* _COMPLETE THE FOLLOWING_
- a) According to the editorial on Google and the Church of Scientology, what does Google now do whenever it receives a complaint that causes it to remove a link?
- b) In two sentences, summarize the editorial on Google and the Church of Scientology.

From an editorial in the San Jose Mercury News on May 2nd:
"Search engines like Google provide an indispensable road map for
navigating the Internet; hypertext links are the vehicles that quickly
take you where you want to go. Search engines and links provide
information in context; they enhance the Internet's richness of ideas. As
such, they warrant full free-speech protections. But a tussle between the
Church of Scientology and Google has exposed a First Amendment
vulnerability. A poorly worded copyright-protection law is putting dissent
and speech on the Internet at some risk.
"The church threatened to sue Google for contributory copyright violations
for merely listing links to Web pages that, the Scientologists said,
illegally published copyrighted passages. The church demanded that Google
remove the links to the site, Operation Clambake, from its automated
search results. The brash tactic initially worked. Google complied because
of potential liability that Congress created in the Digital Millennium
Copyright Act. The law provides search engines with immunity if they take
down a disputed link in response to a complaint.
"The Church of Scientology was the first to target search engines; if it
succeeded, others may follow, filing complaints to stifle critics or to
isolate Web sites that make fair use of copyrighted works. Word that the
largest stand-alone search engine had caved to the Scientologists stirred
a small protest at Google's Mountain View headquarters. And that, in turn,
inspired the company to try a novel approach.
"As of last month, whenever it receives a complaint that causes it to
remove a link, Google is forwarding a copy of the complaint to the Web
site of Chilling Effects Clearinghouse, a new Internet civil liberties
organization. Chilling Effects posts each complaint, which also lists the
Web address of the site that Google no longer carries. The result may be
to give substantial attention to sites the Scientologists hoped to make
invisible. Google is also including information on its site on how Web
page owners can seek to have their links reinstated by filing a
countercomplaint. Google's new approach is commendable, even ingenious.
But it doesn't remove the shadow of liability that Congress created in the
1998 copyright protection law. Courts and Congress should make clear:
Linking is a virtue of the Internet, not a crime."

* _Document structure recognition data_

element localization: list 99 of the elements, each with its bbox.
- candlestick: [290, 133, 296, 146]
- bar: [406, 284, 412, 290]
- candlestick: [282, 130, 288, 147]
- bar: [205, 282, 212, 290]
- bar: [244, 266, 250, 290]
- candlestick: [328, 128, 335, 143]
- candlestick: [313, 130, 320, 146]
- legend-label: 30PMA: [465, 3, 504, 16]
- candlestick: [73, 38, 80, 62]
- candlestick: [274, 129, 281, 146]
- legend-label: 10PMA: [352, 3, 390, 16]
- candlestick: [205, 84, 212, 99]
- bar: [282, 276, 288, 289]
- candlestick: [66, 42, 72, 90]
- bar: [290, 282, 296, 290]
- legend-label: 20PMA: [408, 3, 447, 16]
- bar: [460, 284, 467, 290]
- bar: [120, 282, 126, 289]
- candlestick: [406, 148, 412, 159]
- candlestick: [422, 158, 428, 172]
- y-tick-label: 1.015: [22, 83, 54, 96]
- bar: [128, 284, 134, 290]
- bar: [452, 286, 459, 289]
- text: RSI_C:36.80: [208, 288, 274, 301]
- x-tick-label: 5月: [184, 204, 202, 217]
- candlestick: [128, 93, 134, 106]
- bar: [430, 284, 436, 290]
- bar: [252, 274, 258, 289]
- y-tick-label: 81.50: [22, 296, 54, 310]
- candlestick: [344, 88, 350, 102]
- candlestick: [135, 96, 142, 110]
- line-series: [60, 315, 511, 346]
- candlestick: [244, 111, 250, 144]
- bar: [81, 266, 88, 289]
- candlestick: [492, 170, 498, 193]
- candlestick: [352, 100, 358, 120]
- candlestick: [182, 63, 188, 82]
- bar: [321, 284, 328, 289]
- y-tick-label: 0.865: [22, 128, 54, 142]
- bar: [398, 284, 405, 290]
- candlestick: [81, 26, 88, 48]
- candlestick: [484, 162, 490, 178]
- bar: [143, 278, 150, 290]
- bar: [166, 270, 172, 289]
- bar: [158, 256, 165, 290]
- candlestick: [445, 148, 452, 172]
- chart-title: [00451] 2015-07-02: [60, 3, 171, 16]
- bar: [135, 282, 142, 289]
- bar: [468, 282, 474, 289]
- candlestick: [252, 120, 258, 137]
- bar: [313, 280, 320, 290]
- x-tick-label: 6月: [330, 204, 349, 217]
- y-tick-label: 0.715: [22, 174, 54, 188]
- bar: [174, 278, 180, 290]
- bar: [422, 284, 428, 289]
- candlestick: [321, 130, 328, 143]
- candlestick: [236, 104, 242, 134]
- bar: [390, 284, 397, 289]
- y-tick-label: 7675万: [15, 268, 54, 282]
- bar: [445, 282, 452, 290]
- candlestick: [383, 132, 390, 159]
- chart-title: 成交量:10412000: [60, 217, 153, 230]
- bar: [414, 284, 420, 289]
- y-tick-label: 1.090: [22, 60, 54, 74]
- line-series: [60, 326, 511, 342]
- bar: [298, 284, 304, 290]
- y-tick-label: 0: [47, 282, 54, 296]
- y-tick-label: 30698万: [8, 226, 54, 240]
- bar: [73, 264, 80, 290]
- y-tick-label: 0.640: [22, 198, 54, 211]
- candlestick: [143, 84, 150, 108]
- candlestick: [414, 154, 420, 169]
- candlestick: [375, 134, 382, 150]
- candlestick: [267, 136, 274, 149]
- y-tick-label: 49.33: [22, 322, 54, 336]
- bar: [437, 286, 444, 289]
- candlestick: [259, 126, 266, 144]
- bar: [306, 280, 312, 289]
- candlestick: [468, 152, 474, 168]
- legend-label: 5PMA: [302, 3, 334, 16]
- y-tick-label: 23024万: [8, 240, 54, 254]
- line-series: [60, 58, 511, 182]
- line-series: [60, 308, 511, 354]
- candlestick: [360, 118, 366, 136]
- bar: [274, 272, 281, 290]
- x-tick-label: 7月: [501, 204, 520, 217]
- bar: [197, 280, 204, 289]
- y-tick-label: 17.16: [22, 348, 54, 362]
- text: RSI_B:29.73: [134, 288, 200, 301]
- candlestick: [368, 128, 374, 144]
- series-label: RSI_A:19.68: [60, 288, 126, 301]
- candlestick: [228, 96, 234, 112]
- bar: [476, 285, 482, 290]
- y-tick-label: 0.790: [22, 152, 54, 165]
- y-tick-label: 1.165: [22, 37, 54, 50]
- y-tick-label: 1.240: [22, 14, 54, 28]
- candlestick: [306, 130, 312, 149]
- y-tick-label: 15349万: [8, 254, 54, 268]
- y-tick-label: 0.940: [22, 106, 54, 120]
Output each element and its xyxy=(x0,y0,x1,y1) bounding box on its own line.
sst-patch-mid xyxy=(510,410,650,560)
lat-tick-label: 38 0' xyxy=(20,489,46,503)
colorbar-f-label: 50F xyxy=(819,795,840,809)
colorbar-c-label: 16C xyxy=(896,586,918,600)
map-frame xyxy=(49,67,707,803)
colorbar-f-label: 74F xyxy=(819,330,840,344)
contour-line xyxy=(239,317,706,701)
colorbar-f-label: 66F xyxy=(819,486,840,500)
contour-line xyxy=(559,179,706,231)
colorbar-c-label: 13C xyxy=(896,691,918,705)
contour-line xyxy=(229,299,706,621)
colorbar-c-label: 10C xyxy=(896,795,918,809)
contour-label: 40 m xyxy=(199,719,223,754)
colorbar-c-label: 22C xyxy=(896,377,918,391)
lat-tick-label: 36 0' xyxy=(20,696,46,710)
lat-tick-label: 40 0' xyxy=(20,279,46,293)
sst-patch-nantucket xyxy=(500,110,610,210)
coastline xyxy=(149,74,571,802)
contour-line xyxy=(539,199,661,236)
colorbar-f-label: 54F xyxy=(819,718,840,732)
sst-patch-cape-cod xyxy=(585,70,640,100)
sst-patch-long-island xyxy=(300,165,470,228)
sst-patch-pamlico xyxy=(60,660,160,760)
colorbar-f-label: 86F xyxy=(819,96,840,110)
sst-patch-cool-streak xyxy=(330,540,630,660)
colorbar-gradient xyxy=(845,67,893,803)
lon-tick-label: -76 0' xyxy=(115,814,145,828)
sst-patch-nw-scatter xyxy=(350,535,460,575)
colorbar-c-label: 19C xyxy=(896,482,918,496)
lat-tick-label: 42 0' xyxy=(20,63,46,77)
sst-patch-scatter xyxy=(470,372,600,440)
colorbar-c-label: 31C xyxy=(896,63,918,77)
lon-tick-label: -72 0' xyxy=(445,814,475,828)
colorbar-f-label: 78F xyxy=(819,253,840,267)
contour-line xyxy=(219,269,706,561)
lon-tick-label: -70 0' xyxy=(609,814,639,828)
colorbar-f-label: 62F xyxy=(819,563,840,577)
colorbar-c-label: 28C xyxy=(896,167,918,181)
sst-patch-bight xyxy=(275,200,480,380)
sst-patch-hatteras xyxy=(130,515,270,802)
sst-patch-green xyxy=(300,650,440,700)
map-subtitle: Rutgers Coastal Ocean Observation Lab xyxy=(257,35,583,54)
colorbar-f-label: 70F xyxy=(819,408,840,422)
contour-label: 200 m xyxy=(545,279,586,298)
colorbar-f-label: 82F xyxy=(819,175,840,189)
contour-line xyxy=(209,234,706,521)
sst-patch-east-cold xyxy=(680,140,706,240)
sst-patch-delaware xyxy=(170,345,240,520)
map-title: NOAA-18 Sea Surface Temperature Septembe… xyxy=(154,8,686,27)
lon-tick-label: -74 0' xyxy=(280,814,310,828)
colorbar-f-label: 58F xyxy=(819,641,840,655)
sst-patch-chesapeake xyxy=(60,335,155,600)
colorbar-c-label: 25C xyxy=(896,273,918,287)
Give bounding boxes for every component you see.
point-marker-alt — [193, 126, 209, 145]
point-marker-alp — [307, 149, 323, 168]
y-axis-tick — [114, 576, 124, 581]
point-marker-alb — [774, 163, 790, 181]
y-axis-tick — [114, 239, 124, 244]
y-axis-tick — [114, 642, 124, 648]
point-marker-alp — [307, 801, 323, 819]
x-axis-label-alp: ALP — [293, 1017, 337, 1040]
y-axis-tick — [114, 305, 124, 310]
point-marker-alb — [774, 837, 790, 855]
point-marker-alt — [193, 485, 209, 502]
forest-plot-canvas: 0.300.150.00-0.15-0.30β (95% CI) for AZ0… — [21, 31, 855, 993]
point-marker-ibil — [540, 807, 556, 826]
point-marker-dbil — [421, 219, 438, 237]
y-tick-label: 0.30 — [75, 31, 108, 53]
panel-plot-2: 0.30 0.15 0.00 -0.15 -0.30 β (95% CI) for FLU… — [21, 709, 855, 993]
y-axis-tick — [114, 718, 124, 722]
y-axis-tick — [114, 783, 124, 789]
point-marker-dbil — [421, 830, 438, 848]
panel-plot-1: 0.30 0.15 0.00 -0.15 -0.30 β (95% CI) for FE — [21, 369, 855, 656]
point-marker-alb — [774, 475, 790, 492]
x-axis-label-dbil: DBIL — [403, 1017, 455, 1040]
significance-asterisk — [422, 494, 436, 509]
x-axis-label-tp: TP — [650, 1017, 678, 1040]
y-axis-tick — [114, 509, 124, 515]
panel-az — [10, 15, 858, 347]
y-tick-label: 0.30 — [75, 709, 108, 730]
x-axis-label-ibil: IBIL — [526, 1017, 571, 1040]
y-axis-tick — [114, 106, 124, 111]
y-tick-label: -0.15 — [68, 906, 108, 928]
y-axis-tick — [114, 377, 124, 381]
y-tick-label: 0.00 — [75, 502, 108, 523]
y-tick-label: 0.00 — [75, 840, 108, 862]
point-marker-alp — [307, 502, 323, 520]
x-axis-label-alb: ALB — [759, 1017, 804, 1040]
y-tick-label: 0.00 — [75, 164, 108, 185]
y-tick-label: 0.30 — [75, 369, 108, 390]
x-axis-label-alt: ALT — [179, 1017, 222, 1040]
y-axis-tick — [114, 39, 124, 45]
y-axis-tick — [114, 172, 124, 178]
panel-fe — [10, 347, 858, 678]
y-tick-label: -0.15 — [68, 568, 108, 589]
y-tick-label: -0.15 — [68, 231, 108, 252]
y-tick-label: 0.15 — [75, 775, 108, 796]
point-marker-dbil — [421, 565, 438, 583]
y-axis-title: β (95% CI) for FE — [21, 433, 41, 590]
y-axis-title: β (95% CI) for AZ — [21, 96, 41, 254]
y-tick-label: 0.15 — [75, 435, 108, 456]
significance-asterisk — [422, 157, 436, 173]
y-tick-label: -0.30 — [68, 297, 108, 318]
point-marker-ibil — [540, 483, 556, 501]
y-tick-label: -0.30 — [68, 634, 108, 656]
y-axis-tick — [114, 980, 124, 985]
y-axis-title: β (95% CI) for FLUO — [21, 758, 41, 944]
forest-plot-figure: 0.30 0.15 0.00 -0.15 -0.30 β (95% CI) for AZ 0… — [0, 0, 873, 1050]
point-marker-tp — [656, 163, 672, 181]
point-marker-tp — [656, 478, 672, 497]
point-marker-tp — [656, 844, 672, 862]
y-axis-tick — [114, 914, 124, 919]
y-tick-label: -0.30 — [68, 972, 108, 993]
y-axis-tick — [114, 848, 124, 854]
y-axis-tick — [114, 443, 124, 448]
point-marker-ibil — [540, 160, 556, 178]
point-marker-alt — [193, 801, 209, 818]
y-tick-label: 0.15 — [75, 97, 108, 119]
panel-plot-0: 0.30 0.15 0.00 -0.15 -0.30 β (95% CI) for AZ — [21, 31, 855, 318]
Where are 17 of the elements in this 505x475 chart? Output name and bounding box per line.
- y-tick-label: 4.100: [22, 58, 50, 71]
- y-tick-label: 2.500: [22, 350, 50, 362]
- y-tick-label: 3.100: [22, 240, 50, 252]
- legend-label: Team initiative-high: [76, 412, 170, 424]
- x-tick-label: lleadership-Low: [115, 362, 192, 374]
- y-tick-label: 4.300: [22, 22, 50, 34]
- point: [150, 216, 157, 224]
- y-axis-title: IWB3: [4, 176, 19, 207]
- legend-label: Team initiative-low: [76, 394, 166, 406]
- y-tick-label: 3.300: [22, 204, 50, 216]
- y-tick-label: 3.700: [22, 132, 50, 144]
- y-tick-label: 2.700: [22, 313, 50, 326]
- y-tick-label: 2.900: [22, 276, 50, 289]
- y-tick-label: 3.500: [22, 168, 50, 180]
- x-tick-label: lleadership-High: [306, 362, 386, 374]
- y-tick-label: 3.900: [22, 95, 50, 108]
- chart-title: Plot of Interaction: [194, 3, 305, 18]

* _ANSWERS GIVEN_
- a) It forwards a copy of the complaint to the Web site of Chilling Effects Clearinghouse, a new Internet civil liberties organization.

- b) After the Church of Scientology threatened to sue, Google removed links to the site Operation Clambake because the Digital Millennium Copyright Act gives search engines immunity if they take down disputed links, a law the editorial says puts dissent and speech on the Internet at some risk. Google now forwards such complaints to Chilling Effects Clearinghouse and explains how site owners can file a countercomplaint, an approach the editorial calls commendable but insufficient, urging courts and Congress to make clear that linking is not a crime.